(EXERCISE MATERIALS)
╭──

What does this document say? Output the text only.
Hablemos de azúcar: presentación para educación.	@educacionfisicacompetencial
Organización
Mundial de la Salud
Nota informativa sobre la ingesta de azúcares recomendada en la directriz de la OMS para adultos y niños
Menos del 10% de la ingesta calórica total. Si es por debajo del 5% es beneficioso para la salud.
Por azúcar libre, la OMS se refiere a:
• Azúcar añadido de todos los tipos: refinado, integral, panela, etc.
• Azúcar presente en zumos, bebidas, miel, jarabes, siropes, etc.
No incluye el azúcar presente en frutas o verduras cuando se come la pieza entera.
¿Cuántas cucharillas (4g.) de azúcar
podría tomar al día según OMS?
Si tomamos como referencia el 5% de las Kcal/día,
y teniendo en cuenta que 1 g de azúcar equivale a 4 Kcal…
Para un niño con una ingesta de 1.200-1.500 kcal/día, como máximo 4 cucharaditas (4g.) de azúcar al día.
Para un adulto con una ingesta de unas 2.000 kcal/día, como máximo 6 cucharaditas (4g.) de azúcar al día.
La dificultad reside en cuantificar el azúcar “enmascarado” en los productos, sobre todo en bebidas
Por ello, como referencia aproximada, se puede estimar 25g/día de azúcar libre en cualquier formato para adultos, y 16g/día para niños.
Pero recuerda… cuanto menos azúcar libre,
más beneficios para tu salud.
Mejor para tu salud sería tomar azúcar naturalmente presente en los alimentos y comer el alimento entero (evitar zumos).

╰──
╭──

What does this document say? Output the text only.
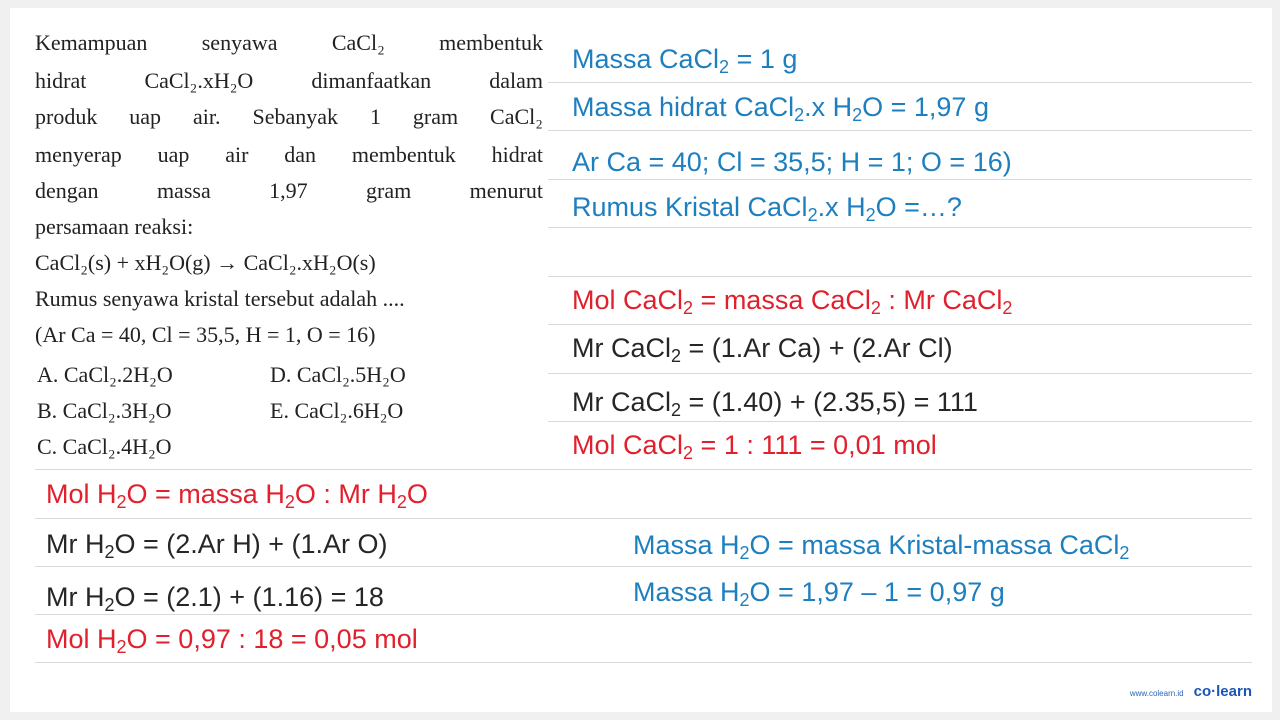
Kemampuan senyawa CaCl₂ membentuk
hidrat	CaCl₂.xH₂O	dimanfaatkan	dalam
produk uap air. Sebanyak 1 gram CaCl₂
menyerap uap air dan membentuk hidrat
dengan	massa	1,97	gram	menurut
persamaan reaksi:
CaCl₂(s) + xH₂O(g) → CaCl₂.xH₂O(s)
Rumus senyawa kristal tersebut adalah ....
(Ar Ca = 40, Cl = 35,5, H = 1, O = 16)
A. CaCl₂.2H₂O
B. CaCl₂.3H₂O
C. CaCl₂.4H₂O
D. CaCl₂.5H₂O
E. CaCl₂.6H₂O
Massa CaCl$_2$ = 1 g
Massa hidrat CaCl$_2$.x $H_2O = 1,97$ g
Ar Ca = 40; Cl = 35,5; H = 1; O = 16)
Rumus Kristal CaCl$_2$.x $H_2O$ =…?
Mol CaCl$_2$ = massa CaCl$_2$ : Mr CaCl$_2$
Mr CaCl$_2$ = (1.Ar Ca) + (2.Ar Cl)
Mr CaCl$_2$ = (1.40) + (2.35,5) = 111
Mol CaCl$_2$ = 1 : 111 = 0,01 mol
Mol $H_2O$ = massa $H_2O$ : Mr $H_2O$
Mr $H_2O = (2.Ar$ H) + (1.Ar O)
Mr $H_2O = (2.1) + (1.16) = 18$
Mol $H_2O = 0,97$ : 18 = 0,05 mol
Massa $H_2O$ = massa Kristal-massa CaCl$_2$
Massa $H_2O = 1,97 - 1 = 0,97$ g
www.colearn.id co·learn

╰──
╭──

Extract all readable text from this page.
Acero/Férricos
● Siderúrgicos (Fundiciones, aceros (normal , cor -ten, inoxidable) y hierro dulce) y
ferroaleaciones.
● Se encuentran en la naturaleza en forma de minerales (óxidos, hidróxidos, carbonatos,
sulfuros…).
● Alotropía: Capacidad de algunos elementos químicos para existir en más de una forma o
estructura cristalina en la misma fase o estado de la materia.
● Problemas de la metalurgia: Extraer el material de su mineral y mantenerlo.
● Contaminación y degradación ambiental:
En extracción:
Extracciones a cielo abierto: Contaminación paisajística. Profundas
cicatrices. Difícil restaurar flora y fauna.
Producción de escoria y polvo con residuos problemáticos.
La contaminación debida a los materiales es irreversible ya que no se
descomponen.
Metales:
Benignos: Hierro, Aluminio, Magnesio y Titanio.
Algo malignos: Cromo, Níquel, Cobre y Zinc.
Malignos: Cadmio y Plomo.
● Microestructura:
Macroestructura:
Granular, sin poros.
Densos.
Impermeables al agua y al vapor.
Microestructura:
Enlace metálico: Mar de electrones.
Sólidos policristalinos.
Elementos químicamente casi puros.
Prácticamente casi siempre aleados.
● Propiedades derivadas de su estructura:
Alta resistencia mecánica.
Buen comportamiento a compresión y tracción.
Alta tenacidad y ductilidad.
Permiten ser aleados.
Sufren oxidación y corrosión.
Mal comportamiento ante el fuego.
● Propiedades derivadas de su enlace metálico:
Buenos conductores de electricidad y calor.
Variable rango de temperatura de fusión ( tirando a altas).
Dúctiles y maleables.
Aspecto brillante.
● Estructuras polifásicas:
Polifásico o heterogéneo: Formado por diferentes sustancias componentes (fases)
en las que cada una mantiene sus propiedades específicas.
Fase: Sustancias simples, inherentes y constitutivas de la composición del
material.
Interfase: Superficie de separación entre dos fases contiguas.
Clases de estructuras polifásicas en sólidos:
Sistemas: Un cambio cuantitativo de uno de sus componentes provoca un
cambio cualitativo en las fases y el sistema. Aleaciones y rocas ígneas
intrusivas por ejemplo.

╰──

(WORK INSTRUCTIONS)
The answer must consist solely of the number of lines in the entries that contain the word "xH₂O".

(EXERCISE RESULT)
2